» **Extracted records**
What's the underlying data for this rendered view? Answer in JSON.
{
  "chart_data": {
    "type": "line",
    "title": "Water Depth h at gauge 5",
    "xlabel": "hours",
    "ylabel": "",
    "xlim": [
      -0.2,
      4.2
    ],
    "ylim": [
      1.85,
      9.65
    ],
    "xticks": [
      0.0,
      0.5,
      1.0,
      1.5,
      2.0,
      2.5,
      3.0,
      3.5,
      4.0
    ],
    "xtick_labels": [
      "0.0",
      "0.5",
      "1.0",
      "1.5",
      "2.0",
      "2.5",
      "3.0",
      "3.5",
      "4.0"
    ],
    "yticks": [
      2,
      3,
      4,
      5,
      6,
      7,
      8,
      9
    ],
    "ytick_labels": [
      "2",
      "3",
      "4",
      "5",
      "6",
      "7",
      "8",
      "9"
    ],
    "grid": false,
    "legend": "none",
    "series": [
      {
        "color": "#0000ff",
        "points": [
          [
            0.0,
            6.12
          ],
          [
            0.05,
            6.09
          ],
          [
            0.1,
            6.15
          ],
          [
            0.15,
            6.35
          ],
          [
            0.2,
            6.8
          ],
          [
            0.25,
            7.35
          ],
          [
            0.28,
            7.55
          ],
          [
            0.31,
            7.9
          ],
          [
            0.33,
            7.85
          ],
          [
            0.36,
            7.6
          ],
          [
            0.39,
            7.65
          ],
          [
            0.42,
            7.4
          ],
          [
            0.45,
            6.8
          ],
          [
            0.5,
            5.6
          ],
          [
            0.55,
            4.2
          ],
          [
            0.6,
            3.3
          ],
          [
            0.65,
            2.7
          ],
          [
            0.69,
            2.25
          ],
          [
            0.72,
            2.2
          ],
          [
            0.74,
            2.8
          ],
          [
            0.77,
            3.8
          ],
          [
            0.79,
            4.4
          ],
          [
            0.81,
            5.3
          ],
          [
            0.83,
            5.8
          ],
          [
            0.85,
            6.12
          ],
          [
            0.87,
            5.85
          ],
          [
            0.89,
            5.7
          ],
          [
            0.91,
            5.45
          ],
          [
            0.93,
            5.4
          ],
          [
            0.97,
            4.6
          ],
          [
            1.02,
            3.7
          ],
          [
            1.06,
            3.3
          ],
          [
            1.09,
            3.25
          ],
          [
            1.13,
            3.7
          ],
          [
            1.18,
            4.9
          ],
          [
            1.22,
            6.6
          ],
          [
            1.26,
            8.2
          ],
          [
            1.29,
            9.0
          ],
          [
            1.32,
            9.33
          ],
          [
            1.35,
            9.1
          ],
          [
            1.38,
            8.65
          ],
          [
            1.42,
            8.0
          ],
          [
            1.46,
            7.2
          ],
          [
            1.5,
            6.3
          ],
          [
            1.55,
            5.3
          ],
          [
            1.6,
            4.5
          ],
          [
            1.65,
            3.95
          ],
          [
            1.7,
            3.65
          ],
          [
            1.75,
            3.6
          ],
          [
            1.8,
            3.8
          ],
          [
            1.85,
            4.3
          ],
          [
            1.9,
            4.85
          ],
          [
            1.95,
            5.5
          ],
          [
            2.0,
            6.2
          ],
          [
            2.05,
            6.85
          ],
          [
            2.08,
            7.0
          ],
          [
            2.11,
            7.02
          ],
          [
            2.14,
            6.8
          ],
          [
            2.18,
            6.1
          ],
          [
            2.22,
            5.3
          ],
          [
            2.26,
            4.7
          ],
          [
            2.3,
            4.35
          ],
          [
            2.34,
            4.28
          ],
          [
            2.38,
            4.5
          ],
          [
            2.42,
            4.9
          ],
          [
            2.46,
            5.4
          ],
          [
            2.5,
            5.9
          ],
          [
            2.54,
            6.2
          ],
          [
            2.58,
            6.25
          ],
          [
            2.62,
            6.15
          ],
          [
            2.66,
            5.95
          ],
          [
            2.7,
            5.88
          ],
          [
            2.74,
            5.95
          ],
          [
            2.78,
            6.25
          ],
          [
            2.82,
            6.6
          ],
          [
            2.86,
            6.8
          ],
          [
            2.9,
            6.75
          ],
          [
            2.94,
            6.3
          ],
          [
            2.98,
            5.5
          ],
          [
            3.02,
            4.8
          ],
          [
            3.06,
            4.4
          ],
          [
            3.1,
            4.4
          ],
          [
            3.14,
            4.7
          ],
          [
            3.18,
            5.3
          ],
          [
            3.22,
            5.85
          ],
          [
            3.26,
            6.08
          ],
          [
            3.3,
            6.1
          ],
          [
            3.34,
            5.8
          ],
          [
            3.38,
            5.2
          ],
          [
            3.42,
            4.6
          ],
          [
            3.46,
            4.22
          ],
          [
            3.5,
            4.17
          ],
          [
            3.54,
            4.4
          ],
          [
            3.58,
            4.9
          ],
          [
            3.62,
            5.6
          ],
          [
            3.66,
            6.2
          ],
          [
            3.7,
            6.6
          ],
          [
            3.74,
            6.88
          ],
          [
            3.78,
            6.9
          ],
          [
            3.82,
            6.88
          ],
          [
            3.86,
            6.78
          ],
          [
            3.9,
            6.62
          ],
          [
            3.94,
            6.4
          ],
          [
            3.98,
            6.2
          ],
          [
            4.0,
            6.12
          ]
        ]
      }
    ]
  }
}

» **Exercise**
Here, the records must be output exactly and in full.

» **The answer**
What's the underlying data for this rendered view? Answer in JSON.
{
  "chart_data": {
    "type": "line",
    "title": "Water Depth h at gauge 5",
    "xlabel": "hours",
    "ylabel": "",
    "xlim": [
      -0.2,
      4.2
    ],
    "ylim": [
      1.85,
      9.65
    ],
    "xticks": [
      0.0,
      0.5,
      1.0,
      1.5,
      2.0,
      2.5,
      3.0,
      3.5,
      4.0
    ],
    "xtick_labels": [
      "0.0",
      "0.5",
      "1.0",
      "1.5",
      "2.0",
      "2.5",
      "3.0",
      "3.5",
      "4.0"
    ],
    "yticks": [
      2,
      3,
      4,
      5,
      6,
      7,
      8,
      9
    ],
    "ytick_labels": [
      "2",
      "3",
      "4",
      "5",
      "6",
      "7",
      "8",
      "9"
    ],
    "grid": false,
    "legend": "none",
    "series": [
      {
        "color": "#0000ff",
        "points": [
          [
            0.0,
            6.12
          ],
          [
            0.05,
            6.09
          ],
          [
            0.1,
            6.15
          ],
          [
            0.15,
            6.35
          ],
          [
            0.2,
            6.8
          ],
          [
            0.25,
            7.35
          ],
          [
            0.28,
            7.55
          ],
          [
            0.31,
            7.9
          ],
          [
            0.33,
            7.85
          ],
          [
            0.36,
            7.6
          ],
          [
            0.39,
            7.65
          ],
          [
            0.42,
            7.4
          ],
          [
            0.45,
            6.8
          ],
          [
            0.5,
            5.6
          ],
          [
            0.55,
            4.2
          ],
          [
            0.6,
            3.3
          ],
          [
            0.65,
            2.7
          ],
          [
            0.69,
            2.25
          ],
          [
            0.72,
            2.2
          ],
          [
            0.74,
            2.8
          ],
          [
            0.77,
            3.8
          ],
          [
            0.79,
            4.4
          ],
          [
            0.81,
            5.3
          ],
          [
            0.83,
            5.8
          ],
          [
            0.85,
            6.12
          ],
          [
            0.87,
            5.85
          ],
          [
            0.89,
            5.7
          ],
          [
            0.91,
            5.45
          ],
          [
            0.93,
            5.4
          ],
          [
            0.97,
            4.6
          ],
          [
            1.02,
            3.7
          ],
          [
            1.06,
            3.3
          ],
          [
            1.09,
            3.25
          ],
          [
            1.13,
            3.7
          ],
          [
            1.18,
            4.9
          ],
          [
            1.22,
            6.6
          ],
          [
            1.26,
            8.2
          ],
          [
            1.29,
            9.0
          ],
          [
            1.32,
            9.33
          ],
          [
            1.35,
            9.1
          ],
          [
            1.38,
            8.65
          ],
          [
            1.42,
            8.0
          ],
          [
            1.46,
            7.2
          ],
          [
            1.5,
            6.3
          ],
          [
            1.55,
            5.3
          ],
          [
            1.6,
            4.5
          ],
          [
            1.65,
            3.95
          ],
          [
            1.7,
            3.65
          ],
          [
            1.75,
            3.6
          ],
          [
            1.8,
            3.8
          ],
          [
            1.85,
            4.3
          ],
          [
            1.9,
            4.85
          ],
          [
            1.95,
            5.5
          ],
          [
            2.0,
            6.2
          ],
          [
            2.05,
            6.85
          ],
          [
            2.08,
            7.0
          ],
          [
            2.11,
            7.02
          ],
          [
            2.14,
            6.8
          ],
          [
            2.18,
            6.1
          ],
          [
            2.22,
            5.3
          ],
          [
            2.26,
            4.7
          ],
          [
            2.3,
            4.35
          ],
          [
            2.34,
            4.28
          ],
          [
            2.38,
            4.5
          ],
          [
            2.42,
            4.9
          ],
          [
            2.46,
            5.4
          ],
          [
            2.5,
            5.9
          ],
          [
            2.54,
            6.2
          ],
          [
            2.58,
            6.25
          ],
          [
            2.62,
            6.15
          ],
          [
            2.66,
            5.95
          ],
          [
            2.7,
            5.88
          ],
          [
            2.74,
            5.95
          ],
          [
            2.78,
            6.25
          ],
          [
            2.82,
            6.6
          ],
          [
            2.86,
            6.8
          ],
          [
            2.9,
            6.75
          ],
          [
            2.94,
            6.3
          ],
          [
            2.98,
            5.5
          ],
          [
            3.02,
            4.8
          ],
          [
            3.06,
            4.4
          ],
          [
            3.1,
            4.4
          ],
          [
            3.14,
            4.7
          ],
          [
            3.18,
            5.3
          ],
          [
            3.22,
            5.85
          ],
          [
            3.26,
            6.08
          ],
          [
            3.3,
            6.1
          ],
          [
            3.34,
            5.8
          ],
          [
            3.38,
            5.2
          ],
          [
            3.42,
            4.6
          ],
          [
            3.46,
            4.22
          ],
          [
            3.5,
            4.17
          ],
          [
            3.54,
            4.4
          ],
          [
            3.58,
            4.9
          ],
          [
            3.62,
            5.6
          ],
          [
            3.66,
            6.2
          ],
          [
            3.7,
            6.6
          ],
          [
            3.74,
            6.88
          ],
          [
            3.78,
            6.9
          ],
          [
            3.82,
            6.88
          ],
          [
            3.86,
            6.78
          ],
          [
            3.9,
            6.62
          ],
          [
            3.94,
            6.4
          ],
          [
            3.98,
            6.2
          ],
          [
            4.0,
            6.12
          ]
        ]
      }
    ]
  }
}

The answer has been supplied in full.